## Start ROWS
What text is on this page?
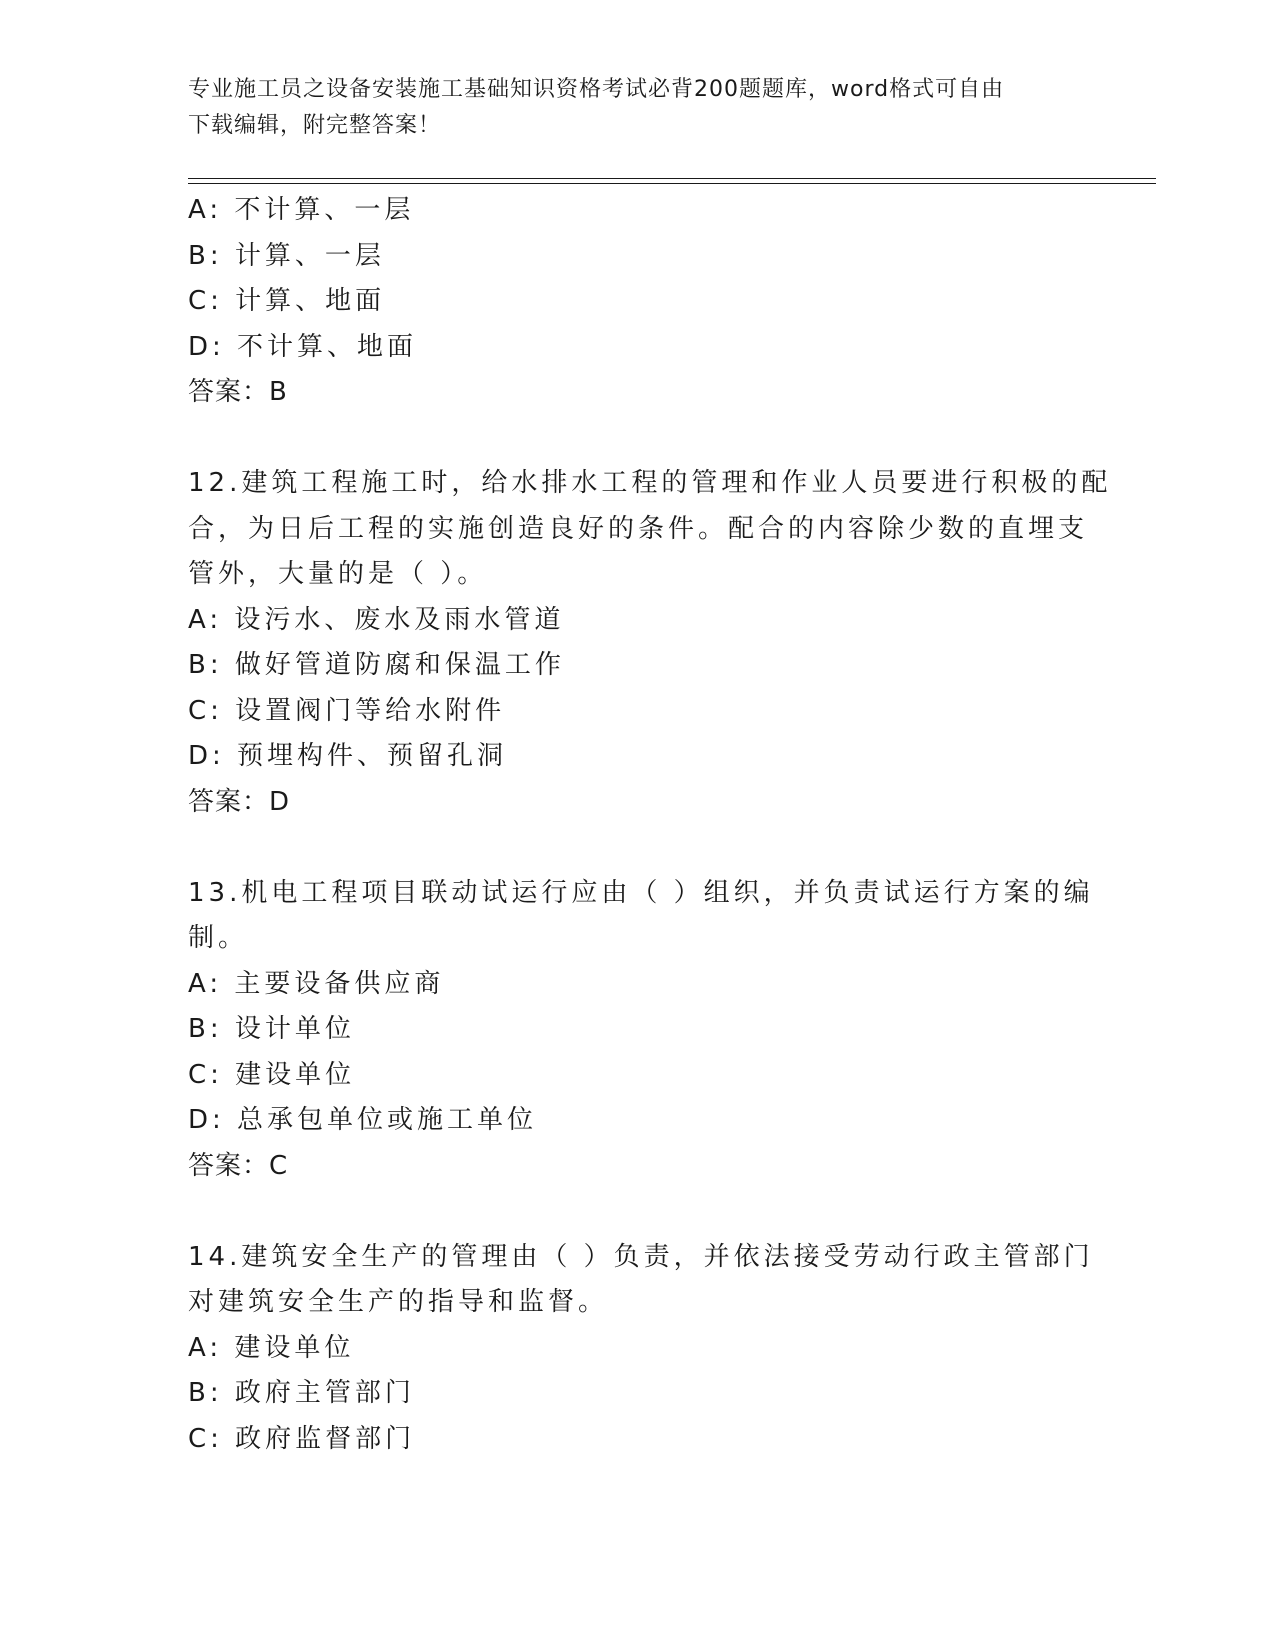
专业施工员之设备安装施工基础知识资格考试必背200题题库，word格式可自由
下载编辑，附完整答案！
A: 不计算、一层
B: 计算、一层
C: 计算、地面
D: 不计算、地面
答案：B
12.建筑工程施工时，给水排水工程的管理和作业人员要进行积极的配
合，为日后工程的实施创造良好的条件。配合的内容除少数的直埋支
管外，大量的是（ ）。
A: 设污水、废水及雨水管道
B: 做好管道防腐和保温工作
C: 设置阀门等给水附件
D: 预埋构件、预留孔洞
答案：D
13.机电工程项目联动试运行应由（ ）组织，并负责试运行方案的编
制。
A: 主要设备供应商
B: 设计单位
C: 建设单位
D: 总承包单位或施工单位
答案：C
14.建筑安全生产的管理由（ ）负责，并依法接受劳动行政主管部门
对建筑安全生产的指导和监督。
A: 建设单位
B: 政府主管部门
C: 政府监督部门
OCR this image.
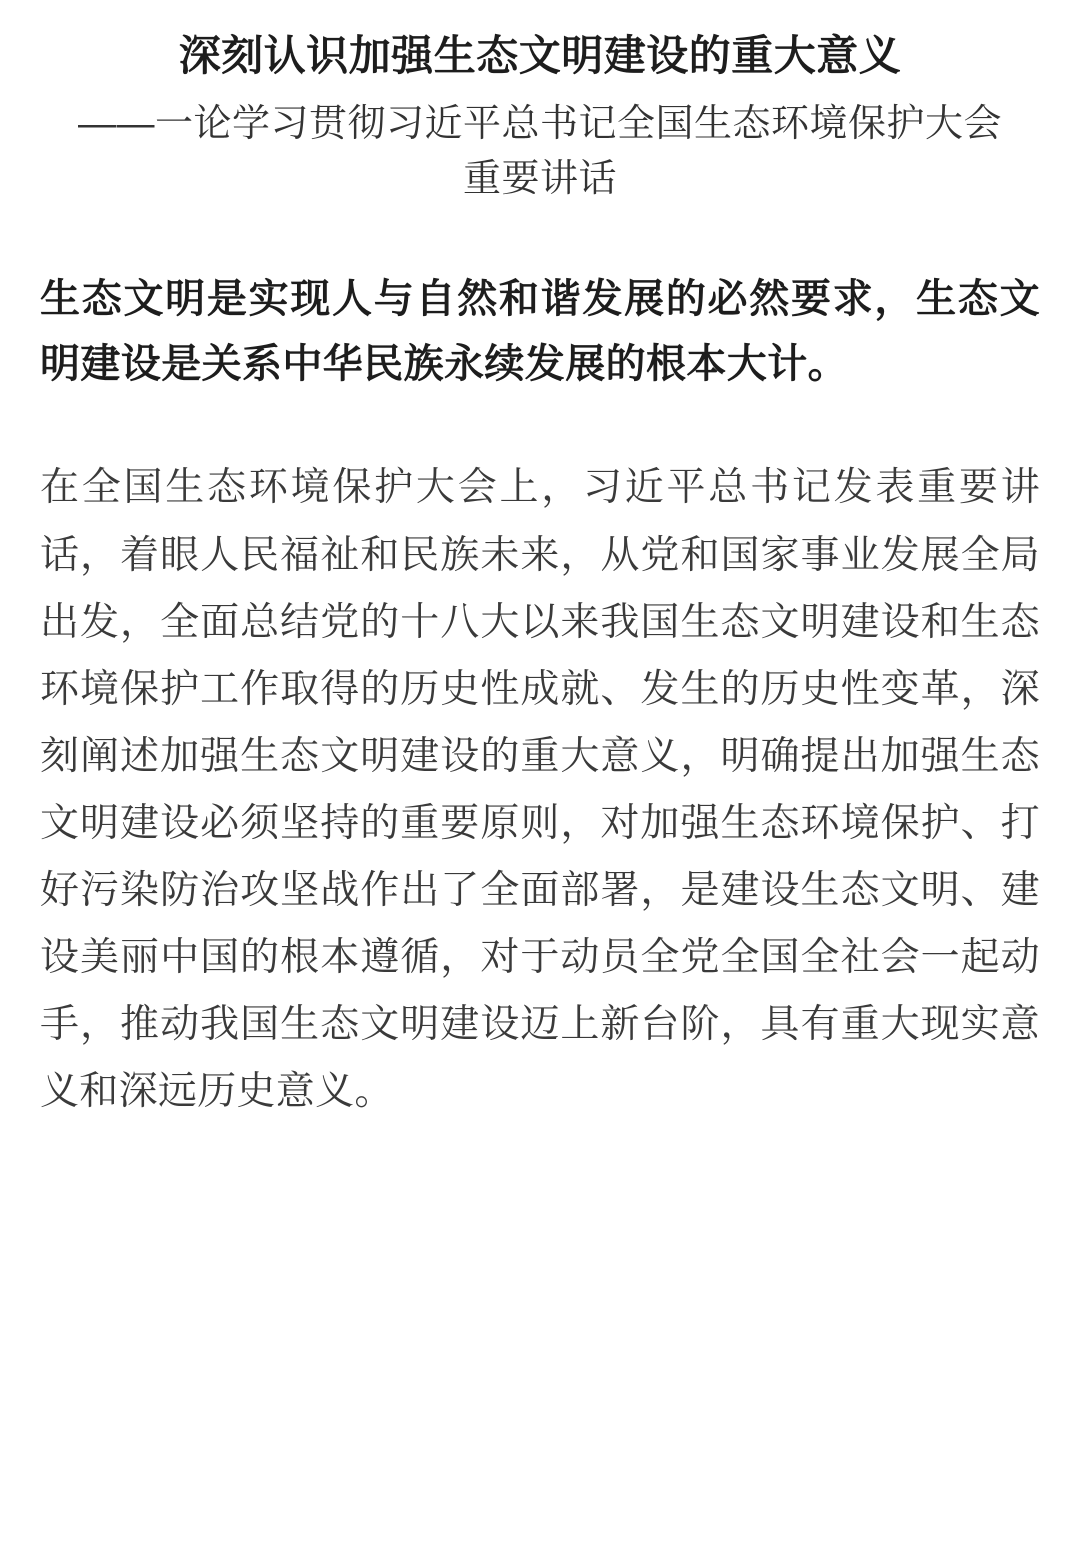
深刻认识加强生态文明建设的重大意义
——一论学习贯彻习近平总书记全国生态环境保护大会重要讲话

生态文明是实现人与自然和谐发展的必然要求，生态文明建设是关系中华民族永续发展的根本大计。

在全国生态环境保护大会上，习近平总书记发表重要讲话，着眼人民福祉和民族未来，从党和国家事业发展全局出发，全面总结党的十八大以来我国生态文明建设和生态环境保护工作取得的历史性成就、发生的历史性变革，深刻阐述加强生态文明建设的重大意义，明确提出加强生态文明建设必须坚持的重要原则，对加强生态环境保护、打好污染防治攻坚战作出了全面部署，是建设生态文明、建设美丽中国的根本遵循，对于动员全党全国全社会一起动手，推动我国生态文明建设迈上新台阶，具有重大现实意义和深远历史意义。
## End ROWS
■ INSTRUCTIONS FOR THE TASK ■
Transcribe the material exactly, leaving every picture out.

■ FULL ANSWER ■
What text is on this page?
专业施工员之设备安装施工基础知识资格考试必背200题题库，word格式可自由
下载编辑，附完整答案！
A: 不计算、一层
B: 计算、一层
C: 计算、地面
D: 不计算、地面
答案：B
12.建筑工程施工时，给水排水工程的管理和作业人员要进行积极的配
合，为日后工程的实施创造良好的条件。配合的内容除少数的直埋支
管外，大量的是（ ）。
A: 设污水、废水及雨水管道
B: 做好管道防腐和保温工作
C: 设置阀门等给水附件
D: 预埋构件、预留孔洞
答案：D
13.机电工程项目联动试运行应由（ ）组织，并负责试运行方案的编
制。
A: 主要设备供应商
B: 设计单位
C: 建设单位
D: 总承包单位或施工单位
答案：C
14.建筑安全生产的管理由（ ）负责，并依法接受劳动行政主管部门
对建筑安全生产的指导和监督。
A: 建设单位
B: 政府主管部门
C: 政府监督部门
OCR this image.
深刻认识加强生态文明建设的重大意义
——一论学习贯彻习近平总书记全国生态环境保护大会重要讲话

生态文明是实现人与自然和谐发展的必然要求，生态文明建设是关系中华民族永续发展的根本大计。

在全国生态环境保护大会上，习近平总书记发表重要讲话，着眼人民福祉和民族未来，从党和国家事业发展全局出发，全面总结党的十八大以来我国生态文明建设和生态环境保护工作取得的历史性成就、发生的历史性变革，深刻阐述加强生态文明建设的重大意义，明确提出加强生态文明建设必须坚持的重要原则，对加强生态环境保护、打好污染防治攻坚战作出了全面部署，是建设生态文明、建设美丽中国的根本遵循，对于动员全党全国全社会一起动手，推动我国生态文明建设迈上新台阶，具有重大现实意义和深远历史意义。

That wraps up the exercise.